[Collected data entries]
::::::::::

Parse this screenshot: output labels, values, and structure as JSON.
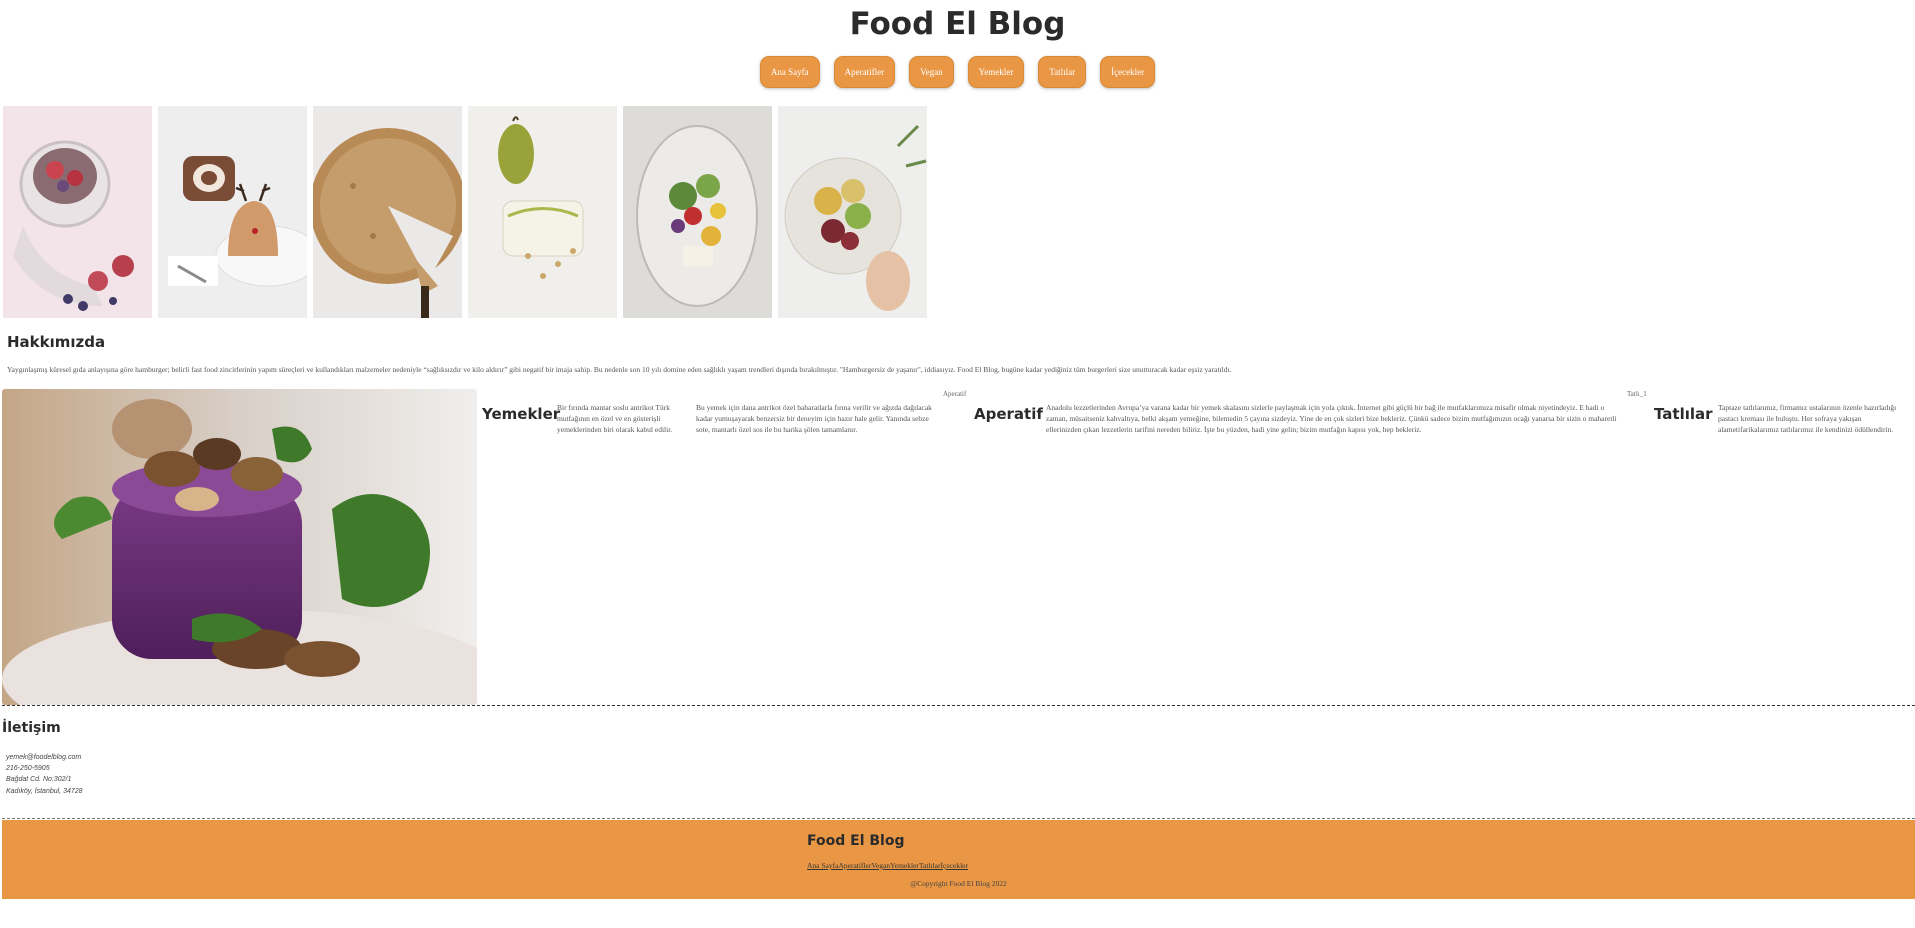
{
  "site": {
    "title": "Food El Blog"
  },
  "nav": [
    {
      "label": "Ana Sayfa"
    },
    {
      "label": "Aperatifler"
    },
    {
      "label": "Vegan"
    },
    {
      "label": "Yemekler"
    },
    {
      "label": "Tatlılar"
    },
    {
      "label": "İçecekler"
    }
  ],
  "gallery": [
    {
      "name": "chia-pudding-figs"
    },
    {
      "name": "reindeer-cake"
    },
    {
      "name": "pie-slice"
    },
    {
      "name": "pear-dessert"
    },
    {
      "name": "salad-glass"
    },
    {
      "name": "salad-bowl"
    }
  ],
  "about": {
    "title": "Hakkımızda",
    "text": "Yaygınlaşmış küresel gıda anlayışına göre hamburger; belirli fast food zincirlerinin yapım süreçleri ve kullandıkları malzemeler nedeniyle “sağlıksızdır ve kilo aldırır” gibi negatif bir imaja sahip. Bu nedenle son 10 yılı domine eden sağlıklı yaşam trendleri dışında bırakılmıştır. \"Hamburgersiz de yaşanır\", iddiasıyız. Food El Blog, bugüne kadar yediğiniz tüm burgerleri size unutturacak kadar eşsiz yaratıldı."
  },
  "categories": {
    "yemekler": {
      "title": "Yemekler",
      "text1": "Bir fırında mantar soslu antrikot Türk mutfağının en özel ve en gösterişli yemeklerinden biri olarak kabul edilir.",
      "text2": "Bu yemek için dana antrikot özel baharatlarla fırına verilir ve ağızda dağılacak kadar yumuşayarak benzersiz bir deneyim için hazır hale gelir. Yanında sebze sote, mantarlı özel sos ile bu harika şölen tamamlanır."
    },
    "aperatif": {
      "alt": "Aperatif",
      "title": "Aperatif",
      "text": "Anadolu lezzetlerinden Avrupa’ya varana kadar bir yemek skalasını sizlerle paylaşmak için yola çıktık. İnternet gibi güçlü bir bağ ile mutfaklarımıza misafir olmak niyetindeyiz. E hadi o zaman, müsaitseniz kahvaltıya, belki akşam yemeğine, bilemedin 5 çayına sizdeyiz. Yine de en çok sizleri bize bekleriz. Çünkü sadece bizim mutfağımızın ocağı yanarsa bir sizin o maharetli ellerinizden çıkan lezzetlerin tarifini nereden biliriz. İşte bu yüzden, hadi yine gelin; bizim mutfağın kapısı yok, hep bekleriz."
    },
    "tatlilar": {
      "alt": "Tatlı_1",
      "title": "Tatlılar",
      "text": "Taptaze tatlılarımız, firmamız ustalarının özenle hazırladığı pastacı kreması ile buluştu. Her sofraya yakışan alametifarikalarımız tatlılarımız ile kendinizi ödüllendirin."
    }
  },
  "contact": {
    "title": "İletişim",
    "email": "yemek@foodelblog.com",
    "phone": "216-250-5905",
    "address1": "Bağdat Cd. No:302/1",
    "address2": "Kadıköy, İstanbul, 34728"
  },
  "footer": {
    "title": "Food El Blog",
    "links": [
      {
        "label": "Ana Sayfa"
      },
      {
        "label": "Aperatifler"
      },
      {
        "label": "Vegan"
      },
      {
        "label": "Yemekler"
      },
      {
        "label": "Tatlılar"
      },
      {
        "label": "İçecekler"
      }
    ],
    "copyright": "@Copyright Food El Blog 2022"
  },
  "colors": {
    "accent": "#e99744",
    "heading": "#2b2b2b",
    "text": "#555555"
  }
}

::::::::::

Problem details: Copy out all the data without changing anything, and drop the pictures.

Result of the task:
Parse this screenshot: output labels, values, and structure as JSON.
{
  "site": {
    "title": "Food El Blog"
  },
  "nav": [
    {
      "label": "Ana Sayfa"
    },
    {
      "label": "Aperatifler"
    },
    {
      "label": "Vegan"
    },
    {
      "label": "Yemekler"
    },
    {
      "label": "Tatlılar"
    },
    {
      "label": "İçecekler"
    }
  ],
  "gallery": [
    {
      "name": "chia-pudding-figs"
    },
    {
      "name": "reindeer-cake"
    },
    {
      "name": "pie-slice"
    },
    {
      "name": "pear-dessert"
    },
    {
      "name": "salad-glass"
    },
    {
      "name": "salad-bowl"
    }
  ],
  "about": {
    "title": "Hakkımızda",
    "text": "Yaygınlaşmış küresel gıda anlayışına göre hamburger; belirli fast food zincirlerinin yapım süreçleri ve kullandıkları malzemeler nedeniyle “sağlıksızdır ve kilo aldırır” gibi negatif bir imaja sahip. Bu nedenle son 10 yılı domine eden sağlıklı yaşam trendleri dışında bırakılmıştır. \"Hamburgersiz de yaşanır\", iddiasıyız. Food El Blog, bugüne kadar yediğiniz tüm burgerleri size unutturacak kadar eşsiz yaratıldı."
  },
  "categories": {
    "yemekler": {
      "title": "Yemekler",
      "text1": "Bir fırında mantar soslu antrikot Türk mutfağının en özel ve en gösterişli yemeklerinden biri olarak kabul edilir.",
      "text2": "Bu yemek için dana antrikot özel baharatlarla fırına verilir ve ağızda dağılacak kadar yumuşayarak benzersiz bir deneyim için hazır hale gelir. Yanında sebze sote, mantarlı özel sos ile bu harika şölen tamamlanır."
    },
    "aperatif": {
      "alt": "Aperatif",
      "title": "Aperatif",
      "text": "Anadolu lezzetlerinden Avrupa’ya varana kadar bir yemek skalasını sizlerle paylaşmak için yola çıktık. İnternet gibi güçlü bir bağ ile mutfaklarımıza misafir olmak niyetindeyiz. E hadi o zaman, müsaitseniz kahvaltıya, belki akşam yemeğine, bilemedin 5 çayına sizdeyiz. Yine de en çok sizleri bize bekleriz. Çünkü sadece bizim mutfağımızın ocağı yanarsa bir sizin o maharetli ellerinizden çıkan lezzetlerin tarifini nereden biliriz. İşte bu yüzden, hadi yine gelin; bizim mutfağın kapısı yok, hep bekleriz."
    },
    "tatlilar": {
      "alt": "Tatlı_1",
      "title": "Tatlılar",
      "text": "Taptaze tatlılarımız, firmamız ustalarının özenle hazırladığı pastacı kreması ile buluştu. Her sofraya yakışan alametifarikalarımız tatlılarımız ile kendinizi ödüllendirin."
    }
  },
  "contact": {
    "title": "İletişim",
    "email": "yemek@foodelblog.com",
    "phone": "216-250-5905",
    "address1": "Bağdat Cd. No:302/1",
    "address2": "Kadıköy, İstanbul, 34728"
  },
  "footer": {
    "title": "Food El Blog",
    "links": [
      {
        "label": "Ana Sayfa"
      },
      {
        "label": "Aperatifler"
      },
      {
        "label": "Vegan"
      },
      {
        "label": "Yemekler"
      },
      {
        "label": "Tatlılar"
      },
      {
        "label": "İçecekler"
      }
    ],
    "copyright": "@Copyright Food El Blog 2022"
  },
  "colors": {
    "accent": "#e99744",
    "heading": "#2b2b2b",
    "text": "#555555"
  }
}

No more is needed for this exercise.